■ **The request**
Write out all of the entries that follow, word for word, but skip the pictures.

***** Input for this task *****

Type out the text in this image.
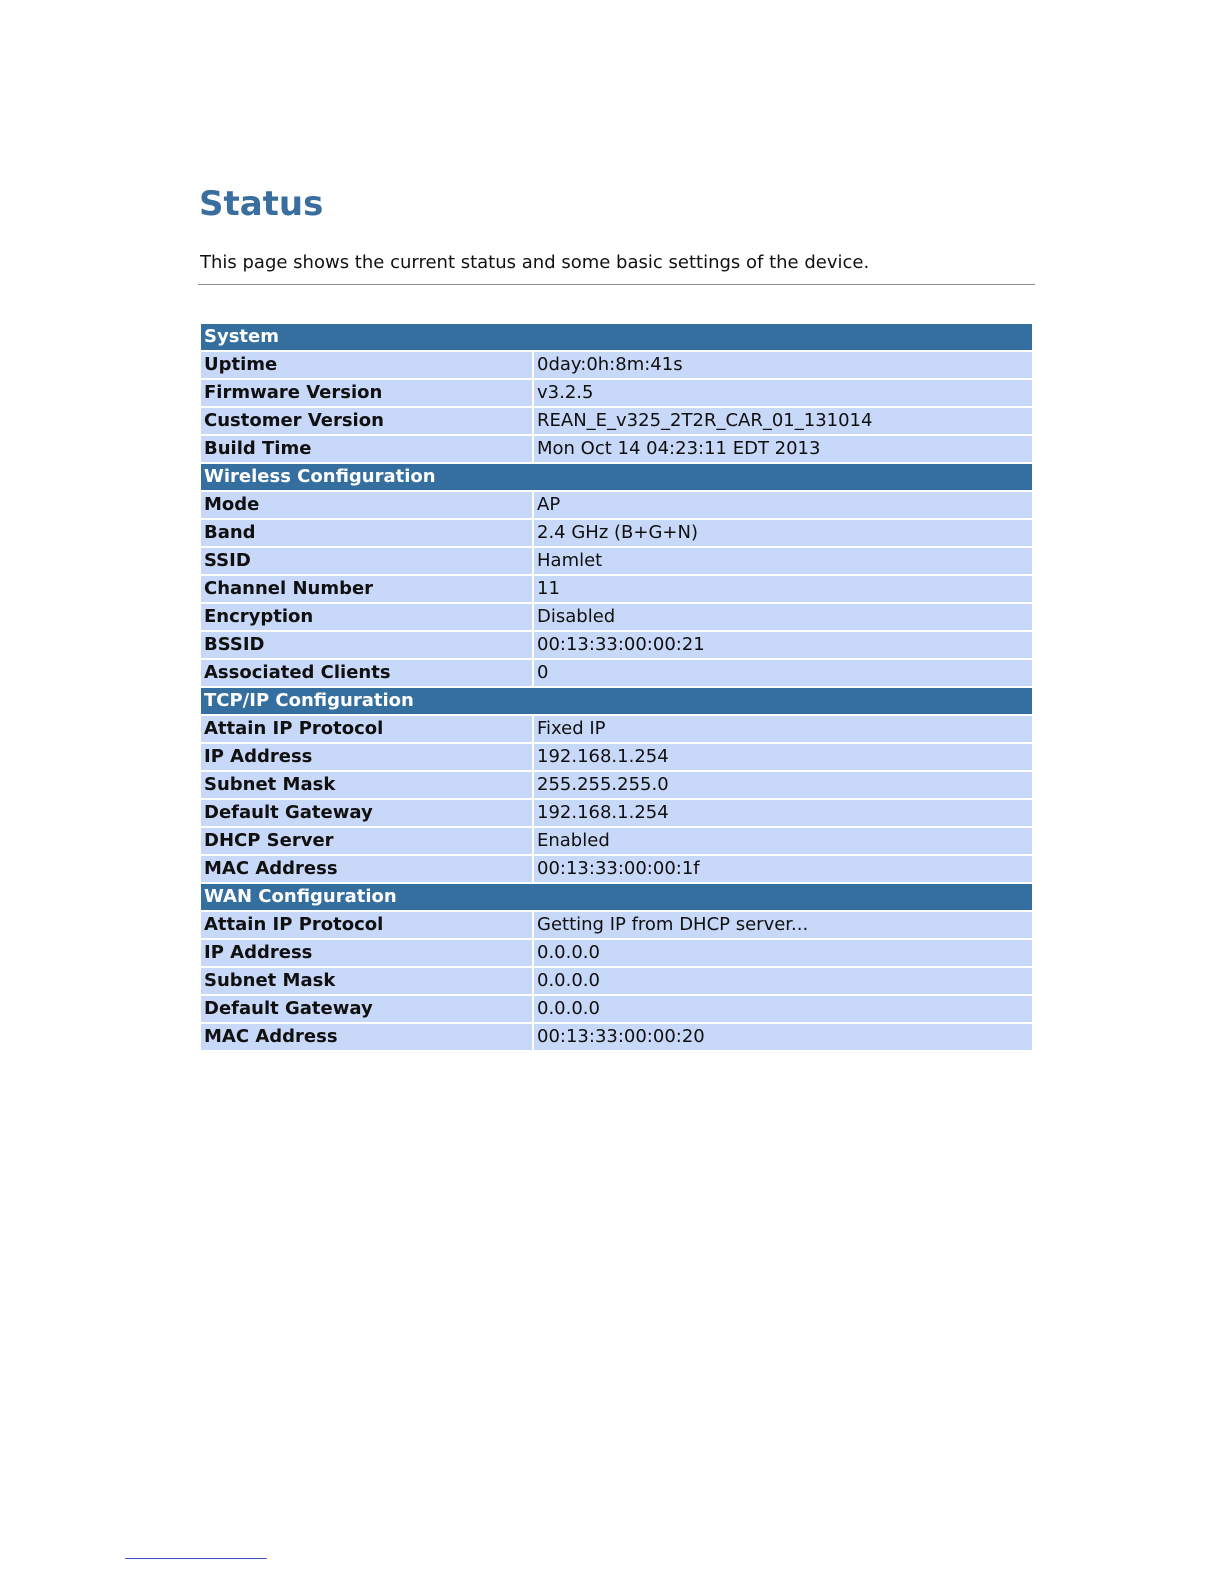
Status

This page shows the current status and some basic settings of the device.

System	
Uptime	0day:0h:8m:41s
Firmware Version	v3.2.5
Customer Version	REAN_E_v325_2T2R_CAR_01_131014
Build Time	Mon Oct 14 04:23:11 EDT 2013
Wireless Configuration	
Mode	AP
Band	2.4 GHz (B+G+N)
SSID	Hamlet
Channel Number	11
Encryption	Disabled
BSSID	00:13:33:00:00:21
Associated Clients	0
TCP/IP Configuration	
Attain IP Protocol	Fixed IP
IP Address	192.168.1.254
Subnet Mask	255.255.255.0
Default Gateway	192.168.1.254
DHCP Server	Enabled
MAC Address	00:13:33:00:00:1f
WAN Configuration	
Attain IP Protocol	Getting IP from DHCP server...
IP Address	0.0.0.0
Subnet Mask	0.0.0.0
Default Gateway	0.0.0.0
MAC Address	00:13:33:00:00:20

*****

■ **Task solution**
Type out the text in this image.
Status

This page shows the current status and some basic settings of the device.

System	
Uptime	0day:0h:8m:41s
Firmware Version	v3.2.5
Customer Version	REAN_E_v325_2T2R_CAR_01_131014
Build Time	Mon Oct 14 04:23:11 EDT 2013
Wireless Configuration	
Mode	AP
Band	2.4 GHz (B+G+N)
SSID	Hamlet
Channel Number	11
Encryption	Disabled
BSSID	00:13:33:00:00:21
Associated Clients	0
TCP/IP Configuration	
Attain IP Protocol	Fixed IP
IP Address	192.168.1.254
Subnet Mask	255.255.255.0
Default Gateway	192.168.1.254
DHCP Server	Enabled
MAC Address	00:13:33:00:00:1f
WAN Configuration	
Attain IP Protocol	Getting IP from DHCP server...
IP Address	0.0.0.0
Subnet Mask	0.0.0.0
Default Gateway	0.0.0.0
MAC Address	00:13:33:00:00:20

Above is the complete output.